Only a number is wanted: the count of lines in this listing that contain "structured".

#### Information provided ####

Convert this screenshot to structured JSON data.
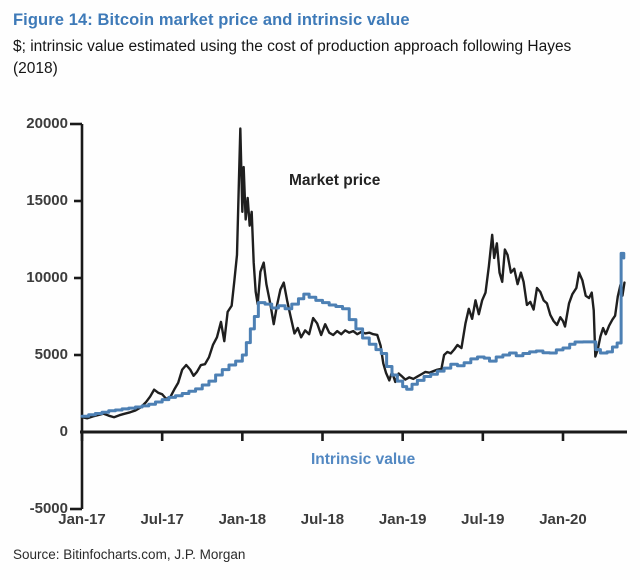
{
  "header": {
    "title": "Figure 14: Bitcoin market price and intrinsic value",
    "subtitle": "$; intrinsic value estimated using the cost of production approach following Hayes (2018)"
  },
  "annotations": {
    "market_price_label": "Market price",
    "intrinsic_value_label": "Intrinsic value"
  },
  "source": "Source: Bitinfocharts.com, J.P. Morgan",
  "colors": {
    "title_blue": "#3e7ab8",
    "market_price": "#1f1f1f",
    "intrinsic_value": "#4d80b4",
    "intrinsic_label": "#5288c2",
    "axis": "#1a1a1a",
    "tick_label": "#3c3c3c"
  },
  "chart_data": {
    "type": "line",
    "title": "Figure 14: Bitcoin market price and intrinsic value",
    "xlabel": "",
    "ylabel": "$",
    "x_unit": "months since Jan-2017",
    "ylim": [
      -5000,
      20000
    ],
    "grid": false,
    "legend_position": "inline-annotations",
    "x_ticks": [
      {
        "m": 0,
        "label": "Jan-17"
      },
      {
        "m": 6,
        "label": "Jul-17"
      },
      {
        "m": 12,
        "label": "Jan-18"
      },
      {
        "m": 18,
        "label": "Jul-18"
      },
      {
        "m": 24,
        "label": "Jan-19"
      },
      {
        "m": 30,
        "label": "Jul-19"
      },
      {
        "m": 36,
        "label": "Jan-20"
      }
    ],
    "y_ticks": [
      {
        "v": 20000,
        "label": "20000"
      },
      {
        "v": 15000,
        "label": "15000"
      },
      {
        "v": 10000,
        "label": "10000"
      },
      {
        "v": 5000,
        "label": "5000"
      },
      {
        "v": 0,
        "label": "0"
      },
      {
        "v": -5000,
        "label": "-5000"
      }
    ],
    "series": [
      {
        "name": "Market price",
        "color": "#1f1f1f",
        "width": 2.4,
        "step": false,
        "points": [
          [
            0,
            960
          ],
          [
            0.4,
            890
          ],
          [
            0.8,
            1010
          ],
          [
            1.2,
            1100
          ],
          [
            1.6,
            1190
          ],
          [
            2,
            1060
          ],
          [
            2.4,
            960
          ],
          [
            2.8,
            1090
          ],
          [
            3.2,
            1190
          ],
          [
            3.6,
            1280
          ],
          [
            4,
            1400
          ],
          [
            4.4,
            1600
          ],
          [
            4.8,
            1950
          ],
          [
            5.1,
            2300
          ],
          [
            5.4,
            2750
          ],
          [
            5.7,
            2550
          ],
          [
            6,
            2450
          ],
          [
            6.3,
            2150
          ],
          [
            6.6,
            2250
          ],
          [
            6.9,
            2750
          ],
          [
            7.2,
            3200
          ],
          [
            7.5,
            4050
          ],
          [
            7.8,
            4350
          ],
          [
            8.1,
            4050
          ],
          [
            8.35,
            3650
          ],
          [
            8.6,
            3900
          ],
          [
            8.9,
            4350
          ],
          [
            9.2,
            4400
          ],
          [
            9.5,
            4850
          ],
          [
            9.8,
            5650
          ],
          [
            10.1,
            6150
          ],
          [
            10.4,
            7150
          ],
          [
            10.65,
            5900
          ],
          [
            10.9,
            7800
          ],
          [
            11.2,
            8200
          ],
          [
            11.4,
            9800
          ],
          [
            11.6,
            11500
          ],
          [
            11.75,
            16500
          ],
          [
            11.85,
            19700
          ],
          [
            12,
            14300
          ],
          [
            12.1,
            17200
          ],
          [
            12.25,
            13800
          ],
          [
            12.4,
            15200
          ],
          [
            12.55,
            13400
          ],
          [
            12.7,
            14300
          ],
          [
            12.85,
            11000
          ],
          [
            13,
            9100
          ],
          [
            13.15,
            8300
          ],
          [
            13.35,
            10400
          ],
          [
            13.6,
            11000
          ],
          [
            13.8,
            9600
          ],
          [
            14.1,
            8300
          ],
          [
            14.35,
            7000
          ],
          [
            14.6,
            8250
          ],
          [
            14.85,
            9250
          ],
          [
            15.1,
            9700
          ],
          [
            15.35,
            8550
          ],
          [
            15.6,
            7550
          ],
          [
            15.9,
            6400
          ],
          [
            16.15,
            6750
          ],
          [
            16.4,
            6150
          ],
          [
            16.7,
            6600
          ],
          [
            17,
            6350
          ],
          [
            17.3,
            7400
          ],
          [
            17.6,
            7050
          ],
          [
            17.9,
            6300
          ],
          [
            18.2,
            7000
          ],
          [
            18.5,
            6450
          ],
          [
            18.8,
            6300
          ],
          [
            19.1,
            6550
          ],
          [
            19.4,
            6350
          ],
          [
            19.7,
            6600
          ],
          [
            20,
            6450
          ],
          [
            20.3,
            6550
          ],
          [
            20.6,
            6350
          ],
          [
            20.9,
            6500
          ],
          [
            21.2,
            6400
          ],
          [
            21.5,
            6450
          ],
          [
            21.8,
            6350
          ],
          [
            22.1,
            6300
          ],
          [
            22.35,
            5600
          ],
          [
            22.55,
            4450
          ],
          [
            22.75,
            3850
          ],
          [
            23,
            3350
          ],
          [
            23.2,
            3900
          ],
          [
            23.45,
            3250
          ],
          [
            23.7,
            3800
          ],
          [
            23.9,
            3650
          ],
          [
            24.2,
            3400
          ],
          [
            24.5,
            3550
          ],
          [
            24.8,
            3450
          ],
          [
            25.1,
            3600
          ],
          [
            25.4,
            3750
          ],
          [
            25.7,
            3900
          ],
          [
            26,
            3850
          ],
          [
            26.3,
            3950
          ],
          [
            26.6,
            4050
          ],
          [
            26.9,
            4100
          ],
          [
            27.1,
            5000
          ],
          [
            27.35,
            5200
          ],
          [
            27.6,
            5100
          ],
          [
            27.85,
            5350
          ],
          [
            28.1,
            5650
          ],
          [
            28.4,
            5450
          ],
          [
            28.7,
            7050
          ],
          [
            28.95,
            8000
          ],
          [
            29.2,
            7350
          ],
          [
            29.45,
            8550
          ],
          [
            29.7,
            7650
          ],
          [
            29.95,
            8550
          ],
          [
            30.2,
            9050
          ],
          [
            30.45,
            10750
          ],
          [
            30.7,
            12800
          ],
          [
            30.85,
            11300
          ],
          [
            31.05,
            12250
          ],
          [
            31.25,
            10350
          ],
          [
            31.45,
            9750
          ],
          [
            31.65,
            11850
          ],
          [
            31.85,
            11500
          ],
          [
            32.1,
            10350
          ],
          [
            32.35,
            10600
          ],
          [
            32.6,
            9600
          ],
          [
            32.85,
            10350
          ],
          [
            33.05,
            9750
          ],
          [
            33.3,
            8250
          ],
          [
            33.55,
            8450
          ],
          [
            33.8,
            7950
          ],
          [
            34.05,
            9350
          ],
          [
            34.3,
            9100
          ],
          [
            34.55,
            8550
          ],
          [
            34.8,
            8350
          ],
          [
            35.05,
            7600
          ],
          [
            35.3,
            7200
          ],
          [
            35.55,
            6950
          ],
          [
            35.8,
            7450
          ],
          [
            36,
            7200
          ],
          [
            36.15,
            6850
          ],
          [
            36.45,
            8350
          ],
          [
            36.7,
            8950
          ],
          [
            37,
            9350
          ],
          [
            37.2,
            10350
          ],
          [
            37.45,
            9850
          ],
          [
            37.7,
            8850
          ],
          [
            37.95,
            8700
          ],
          [
            38.15,
            9050
          ],
          [
            38.3,
            7900
          ],
          [
            38.42,
            4900
          ],
          [
            38.6,
            5350
          ],
          [
            38.8,
            6200
          ],
          [
            39,
            6750
          ],
          [
            39.2,
            6350
          ],
          [
            39.45,
            6900
          ],
          [
            39.7,
            7300
          ],
          [
            39.9,
            7550
          ],
          [
            40.1,
            8800
          ],
          [
            40.3,
            9550
          ],
          [
            40.45,
            8850
          ],
          [
            40.6,
            9700
          ]
        ]
      },
      {
        "name": "Intrinsic value",
        "color": "#4d80b4",
        "width": 3,
        "step": true,
        "points": [
          [
            0,
            1020
          ],
          [
            0.5,
            1120
          ],
          [
            1,
            1200
          ],
          [
            1.5,
            1280
          ],
          [
            2,
            1380
          ],
          [
            2.5,
            1430
          ],
          [
            3,
            1500
          ],
          [
            3.5,
            1550
          ],
          [
            4,
            1620
          ],
          [
            4.5,
            1700
          ],
          [
            5,
            1800
          ],
          [
            5.5,
            1950
          ],
          [
            6,
            2100
          ],
          [
            6.5,
            2250
          ],
          [
            7,
            2350
          ],
          [
            7.5,
            2500
          ],
          [
            8,
            2650
          ],
          [
            8.5,
            2800
          ],
          [
            9,
            3050
          ],
          [
            9.5,
            3300
          ],
          [
            10,
            3700
          ],
          [
            10.5,
            4050
          ],
          [
            11,
            4350
          ],
          [
            11.5,
            4600
          ],
          [
            12,
            5000
          ],
          [
            12.3,
            5800
          ],
          [
            12.6,
            6700
          ],
          [
            12.9,
            7500
          ],
          [
            13.2,
            8400
          ],
          [
            13.7,
            8300
          ],
          [
            14.2,
            8050
          ],
          [
            14.7,
            8200
          ],
          [
            15.2,
            8000
          ],
          [
            15.7,
            8300
          ],
          [
            16.2,
            8650
          ],
          [
            16.6,
            8950
          ],
          [
            17,
            8750
          ],
          [
            17.5,
            8550
          ],
          [
            18,
            8400
          ],
          [
            18.5,
            8250
          ],
          [
            19,
            8150
          ],
          [
            19.5,
            8000
          ],
          [
            20,
            7300
          ],
          [
            20.5,
            6700
          ],
          [
            21,
            6100
          ],
          [
            21.5,
            5700
          ],
          [
            22,
            5350
          ],
          [
            22.4,
            5100
          ],
          [
            22.8,
            4250
          ],
          [
            23.2,
            3700
          ],
          [
            23.6,
            3300
          ],
          [
            24,
            2950
          ],
          [
            24.3,
            2780
          ],
          [
            24.7,
            3100
          ],
          [
            25.1,
            3350
          ],
          [
            25.6,
            3600
          ],
          [
            26.1,
            3750
          ],
          [
            26.6,
            3950
          ],
          [
            27.1,
            4150
          ],
          [
            27.6,
            4400
          ],
          [
            28.1,
            4300
          ],
          [
            28.6,
            4500
          ],
          [
            29.1,
            4750
          ],
          [
            29.6,
            4870
          ],
          [
            30.1,
            4800
          ],
          [
            30.5,
            4600
          ],
          [
            31,
            4870
          ],
          [
            31.5,
            5000
          ],
          [
            32,
            5130
          ],
          [
            32.5,
            4950
          ],
          [
            33,
            5100
          ],
          [
            33.5,
            5200
          ],
          [
            34,
            5260
          ],
          [
            34.5,
            5150
          ],
          [
            35,
            5130
          ],
          [
            35.5,
            5330
          ],
          [
            36,
            5455
          ],
          [
            36.5,
            5700
          ],
          [
            36.9,
            5845
          ],
          [
            37.5,
            5850
          ],
          [
            38.1,
            5850
          ],
          [
            38.45,
            5350
          ],
          [
            38.8,
            5130
          ],
          [
            39.3,
            5200
          ],
          [
            39.7,
            5520
          ],
          [
            40.05,
            5780
          ],
          [
            40.3,
            5780
          ],
          [
            40.35,
            11600
          ],
          [
            40.55,
            11300
          ]
        ]
      }
    ]
  }
}
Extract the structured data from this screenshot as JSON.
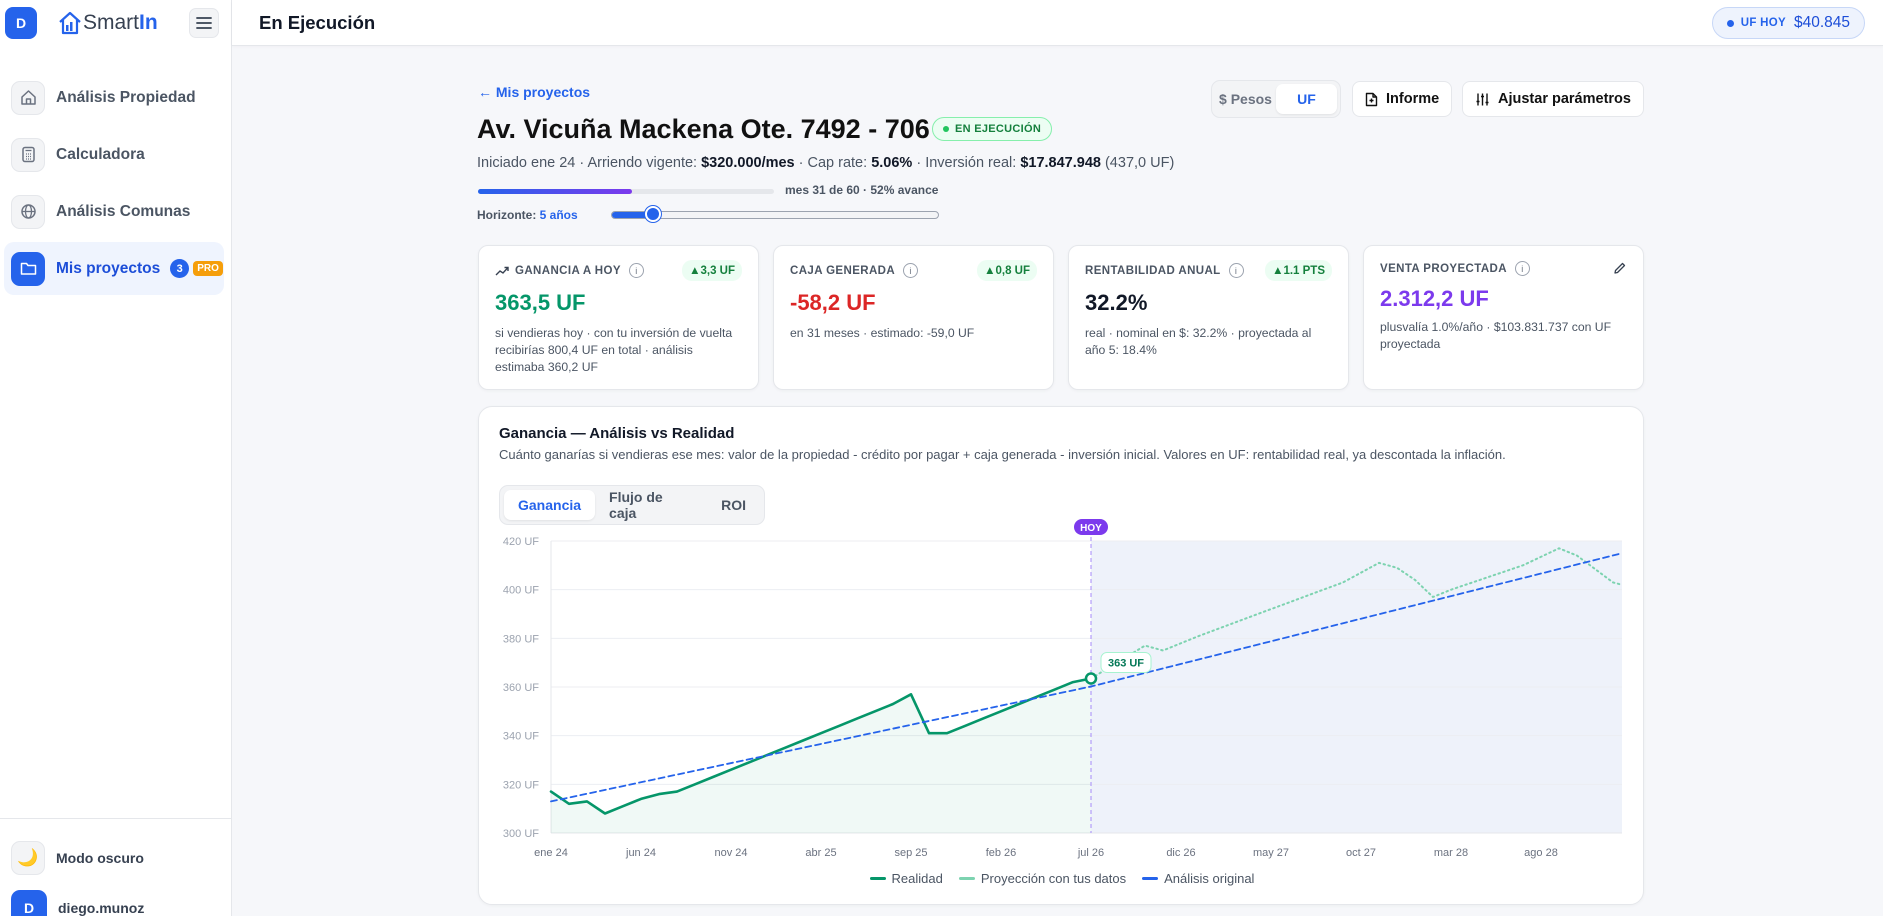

####

• Finished exercise: 2